*Page text*.
======

Consider the following statements : 1. Coal is a sedimentary rock. 2. Basalt is an igneous rock. Which of the statements given above is/are correct?

1. Composition of the Earth's Crust (basic)

The Earth's crust is the outermost, solid shell of our planet. Think of it as the thin, brittle skin of an apple. While it is the layer we live on, it actually makes up less than 1% of the Earth’s total mass and volume Physical Geography by PMF IAS, Earths Interior, p.52. The crust is not a uniform layer; it varies significantly in thickness and chemical composition depending on whether you are standing on a continent or at the bottom of the ocean.

Broadly, geographers divide the crust into two distinct types based on their mineral content and density:

Feature	Continental Crust	Oceanic Crust
Main Minerals	Silica and Alumina (Sial)	Silica and Magnesium/Iron (Sima)
Average Thickness	Thicker (approx. 30–70 km)	Thinner (approx. 5 km)
Density	Lower (approx. 2.7 g/cm³)	Higher (approx. 3.0 g/cm³)
Rock Type	Granitic/Felsic (Lighter)	Basaltic/Mafic (Denser)

The Continental Crust is much thicker under major mountain systems like the Himalayas, where it can reach depths of over 70 km Geography Class XI (NCERT 2025 ed.), Interior of the Earth, p.22. Because it is composed of lighter elements like Aluminum and Potassium, it is quite buoyant and "floats" higher on the denser mantle below Environment and Ecology by Majid Hussain, Natural Hazards and Disaster Management, p.27. In contrast, the Oceanic Crust is thin and composed of heavy silicates like iron and magnesium, making it much denser and prone to sinking below continental plates during tectonic collisions.

Sources: Certificate Physical and Human Geography, GC Leong, Chapter 2: The Earth's Crust, p.17; Physical Geography by PMF IAS, Earths Interior, p.52-53; FUNDAMENTALS OF PHYSICAL GEOGRAPHY, Geography Class XI (NCERT 2025 ed.), Interior of the Earth, p.22; Environment and Ecology, Majid Hussain, Natural Hazards and Disaster Management, p.27

2. The Rock Cycle: Transformation of Matter (basic)

Imagine the Earth's crust not as a static floor, but as a massive recycling plant. The Rock Cycle is the continuous process through which old rocks are transformed into new ones, ensuring that the matter making up our planet is constantly repurposed. It all begins with Magma. When this molten material cools and solidifies, it forms Igneous Rocks, often called 'Primary Rocks' because all other rock types eventually derive from them Physical Geography by PMF IAS, Types of Rocks & Rock Cycle, p.174. For example, Basalt is a common igneous rock that forms when lava cools rapidly on the surface; it is typically dark and dense due to its high iron and magnesium content Physical Geography by PMF IAS, Types of Rocks & Rock Cycle, p.170.

======

(Recorded data)
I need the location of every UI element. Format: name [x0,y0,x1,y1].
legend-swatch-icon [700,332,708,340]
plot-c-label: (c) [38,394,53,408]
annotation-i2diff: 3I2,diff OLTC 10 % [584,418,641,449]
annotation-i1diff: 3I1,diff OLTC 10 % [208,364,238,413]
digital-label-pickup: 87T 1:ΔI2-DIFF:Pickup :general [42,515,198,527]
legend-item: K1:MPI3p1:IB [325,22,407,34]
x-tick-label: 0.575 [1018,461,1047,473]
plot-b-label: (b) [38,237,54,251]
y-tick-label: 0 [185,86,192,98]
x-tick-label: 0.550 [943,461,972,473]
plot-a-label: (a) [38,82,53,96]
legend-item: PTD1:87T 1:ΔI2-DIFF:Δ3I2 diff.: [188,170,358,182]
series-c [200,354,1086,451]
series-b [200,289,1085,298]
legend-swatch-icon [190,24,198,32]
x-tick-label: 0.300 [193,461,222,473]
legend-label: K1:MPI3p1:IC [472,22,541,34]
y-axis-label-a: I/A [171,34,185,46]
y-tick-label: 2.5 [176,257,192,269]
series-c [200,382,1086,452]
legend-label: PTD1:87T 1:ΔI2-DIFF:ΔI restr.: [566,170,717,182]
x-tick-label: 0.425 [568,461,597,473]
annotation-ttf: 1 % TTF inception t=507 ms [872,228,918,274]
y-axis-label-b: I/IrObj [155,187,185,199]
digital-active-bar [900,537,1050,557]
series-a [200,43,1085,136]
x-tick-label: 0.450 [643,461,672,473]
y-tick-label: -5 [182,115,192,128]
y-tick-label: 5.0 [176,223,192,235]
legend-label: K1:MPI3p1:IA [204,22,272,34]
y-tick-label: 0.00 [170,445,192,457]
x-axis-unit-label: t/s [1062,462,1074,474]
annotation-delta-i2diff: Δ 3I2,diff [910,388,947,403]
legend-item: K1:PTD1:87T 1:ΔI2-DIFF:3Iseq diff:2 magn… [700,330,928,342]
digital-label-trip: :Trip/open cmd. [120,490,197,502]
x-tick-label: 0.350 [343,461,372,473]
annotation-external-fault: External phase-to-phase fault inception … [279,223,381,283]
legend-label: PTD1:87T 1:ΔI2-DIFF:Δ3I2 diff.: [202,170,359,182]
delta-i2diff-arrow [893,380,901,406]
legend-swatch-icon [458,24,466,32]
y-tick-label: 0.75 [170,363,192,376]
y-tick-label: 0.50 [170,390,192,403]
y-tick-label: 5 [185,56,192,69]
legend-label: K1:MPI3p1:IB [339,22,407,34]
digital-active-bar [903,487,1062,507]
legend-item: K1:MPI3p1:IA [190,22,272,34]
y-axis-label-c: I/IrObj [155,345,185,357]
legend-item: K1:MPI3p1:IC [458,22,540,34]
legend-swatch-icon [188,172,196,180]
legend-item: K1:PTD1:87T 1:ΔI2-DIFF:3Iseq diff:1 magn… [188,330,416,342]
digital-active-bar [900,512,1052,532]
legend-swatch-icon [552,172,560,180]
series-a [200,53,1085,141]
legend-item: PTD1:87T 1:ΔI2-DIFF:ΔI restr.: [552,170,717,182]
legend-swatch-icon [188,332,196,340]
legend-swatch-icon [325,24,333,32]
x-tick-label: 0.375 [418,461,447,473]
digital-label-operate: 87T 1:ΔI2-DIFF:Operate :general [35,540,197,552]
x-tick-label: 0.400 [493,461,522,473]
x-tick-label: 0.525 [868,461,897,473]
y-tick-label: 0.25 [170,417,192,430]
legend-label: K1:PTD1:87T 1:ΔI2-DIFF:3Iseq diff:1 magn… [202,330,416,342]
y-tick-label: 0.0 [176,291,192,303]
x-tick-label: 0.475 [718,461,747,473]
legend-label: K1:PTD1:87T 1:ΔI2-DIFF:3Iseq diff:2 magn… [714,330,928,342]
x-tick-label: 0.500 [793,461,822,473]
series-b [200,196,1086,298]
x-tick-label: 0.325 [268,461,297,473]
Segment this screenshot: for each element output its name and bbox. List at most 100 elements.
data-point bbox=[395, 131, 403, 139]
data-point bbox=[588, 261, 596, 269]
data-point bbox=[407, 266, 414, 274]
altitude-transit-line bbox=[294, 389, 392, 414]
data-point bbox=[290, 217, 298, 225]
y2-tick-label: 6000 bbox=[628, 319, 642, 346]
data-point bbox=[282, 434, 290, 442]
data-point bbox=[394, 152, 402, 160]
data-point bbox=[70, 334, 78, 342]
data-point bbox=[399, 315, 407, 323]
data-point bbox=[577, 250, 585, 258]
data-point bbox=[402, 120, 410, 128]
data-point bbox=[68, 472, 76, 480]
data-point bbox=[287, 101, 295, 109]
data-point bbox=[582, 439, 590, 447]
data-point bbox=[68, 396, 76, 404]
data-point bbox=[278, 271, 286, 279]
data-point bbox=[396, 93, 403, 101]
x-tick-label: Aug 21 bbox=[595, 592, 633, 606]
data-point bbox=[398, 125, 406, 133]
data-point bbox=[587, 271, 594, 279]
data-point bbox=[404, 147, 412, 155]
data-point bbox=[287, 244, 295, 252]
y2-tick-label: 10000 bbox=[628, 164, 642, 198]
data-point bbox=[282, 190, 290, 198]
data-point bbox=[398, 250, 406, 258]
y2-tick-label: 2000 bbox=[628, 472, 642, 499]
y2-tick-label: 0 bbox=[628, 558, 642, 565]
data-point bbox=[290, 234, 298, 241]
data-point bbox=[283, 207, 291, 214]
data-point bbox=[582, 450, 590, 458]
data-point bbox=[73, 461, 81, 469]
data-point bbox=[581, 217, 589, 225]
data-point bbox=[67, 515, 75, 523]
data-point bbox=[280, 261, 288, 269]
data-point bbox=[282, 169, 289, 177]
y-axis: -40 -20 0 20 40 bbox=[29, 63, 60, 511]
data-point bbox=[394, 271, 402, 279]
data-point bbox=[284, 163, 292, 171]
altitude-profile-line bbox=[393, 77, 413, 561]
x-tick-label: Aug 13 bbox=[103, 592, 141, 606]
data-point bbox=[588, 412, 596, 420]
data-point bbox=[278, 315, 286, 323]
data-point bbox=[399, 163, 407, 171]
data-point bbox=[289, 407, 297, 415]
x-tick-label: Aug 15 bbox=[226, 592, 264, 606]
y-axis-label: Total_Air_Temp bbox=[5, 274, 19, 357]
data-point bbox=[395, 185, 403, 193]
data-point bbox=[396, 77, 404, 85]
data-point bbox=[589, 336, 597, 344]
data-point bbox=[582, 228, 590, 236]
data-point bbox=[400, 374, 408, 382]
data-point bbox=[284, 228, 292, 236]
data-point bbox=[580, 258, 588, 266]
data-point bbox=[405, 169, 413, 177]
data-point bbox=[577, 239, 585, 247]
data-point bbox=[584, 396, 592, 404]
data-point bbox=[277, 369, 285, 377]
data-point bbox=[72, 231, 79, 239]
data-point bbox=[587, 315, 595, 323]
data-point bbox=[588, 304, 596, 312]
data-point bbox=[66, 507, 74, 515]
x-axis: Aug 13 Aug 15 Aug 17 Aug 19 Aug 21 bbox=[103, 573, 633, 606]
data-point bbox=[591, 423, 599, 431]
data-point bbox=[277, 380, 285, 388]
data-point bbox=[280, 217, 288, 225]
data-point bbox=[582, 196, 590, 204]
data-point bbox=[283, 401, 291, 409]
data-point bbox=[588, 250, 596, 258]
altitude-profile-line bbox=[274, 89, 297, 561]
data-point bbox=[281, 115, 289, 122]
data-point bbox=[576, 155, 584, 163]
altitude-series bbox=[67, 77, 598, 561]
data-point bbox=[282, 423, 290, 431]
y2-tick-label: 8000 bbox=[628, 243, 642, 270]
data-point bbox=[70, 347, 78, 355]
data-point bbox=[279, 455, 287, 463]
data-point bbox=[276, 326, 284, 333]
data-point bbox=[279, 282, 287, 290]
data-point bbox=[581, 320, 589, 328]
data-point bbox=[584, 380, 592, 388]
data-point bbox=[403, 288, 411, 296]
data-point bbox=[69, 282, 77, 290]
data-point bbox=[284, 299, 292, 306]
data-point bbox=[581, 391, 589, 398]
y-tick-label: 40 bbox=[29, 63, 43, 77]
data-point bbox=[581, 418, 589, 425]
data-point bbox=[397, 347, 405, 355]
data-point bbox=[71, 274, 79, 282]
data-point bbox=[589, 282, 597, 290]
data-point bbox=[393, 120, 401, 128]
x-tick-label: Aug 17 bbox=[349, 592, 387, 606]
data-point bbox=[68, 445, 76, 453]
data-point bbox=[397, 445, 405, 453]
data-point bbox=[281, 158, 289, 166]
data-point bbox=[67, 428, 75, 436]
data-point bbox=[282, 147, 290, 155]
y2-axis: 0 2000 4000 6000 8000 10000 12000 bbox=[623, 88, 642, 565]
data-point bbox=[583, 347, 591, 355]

======

*Task requirements*. Continue the geography notes on the Earth's crust and the rock cycle from their last sentence.

*Exercise result*.
As these primary rocks are exposed to the elements, they undergo weathering and erosion. The resulting fragments (sediments) are transported and deposited in layers. Over millions of years, the weight of overlying layers compresses these fragments into Sedimentary Rocks. Interestingly, this isn't just limited to mineral fragments; organic matter, like ancient plants in a swamp, can be compressed to form Coal, which is classified as an organic sedimentary rock. When any rock type—be it igneous or sedimentary—is subjected to intense Pressure, Volume, and Temperature (PVT) changes without melting, it undergoes 'metamorphism' or a 'change of form' Fundamentals of Physical Geography NCERT, Geomorphic Processes, p.38. This results in Metamorphic Rocks, where minerals may even align in layers called foliation Physical Geography by PMF IAS, Types of Rocks & Rock Cycle, p.173.

The cycle completes its loop through subduction. Tectonic plates carry crustal rocks (igneous, sedimentary, or metamorphic) deep into the Earth's mantle, where they melt back into molten magma due to extreme heat Physical Geography by PMF IAS, Types of Rocks & Rock Cycle, p.174. This magma eventually rises to create new igneous rocks, starting the journey all over again. Understanding these transitions is crucial because the type of rock determines everything from soil fertility to the locations of oil and mineral reserves Certificate Physical and Human Geography GC Leong, The Earth's Crust, p.25.

Process	Transformation	Resulting Rock Type
Cooling/Solidification	Magma → Rock	Igneous (e.g., Basalt)
Weathering & Lithification	Any Rock → Fragments → Rock	Sedimentary (e.g., Coal)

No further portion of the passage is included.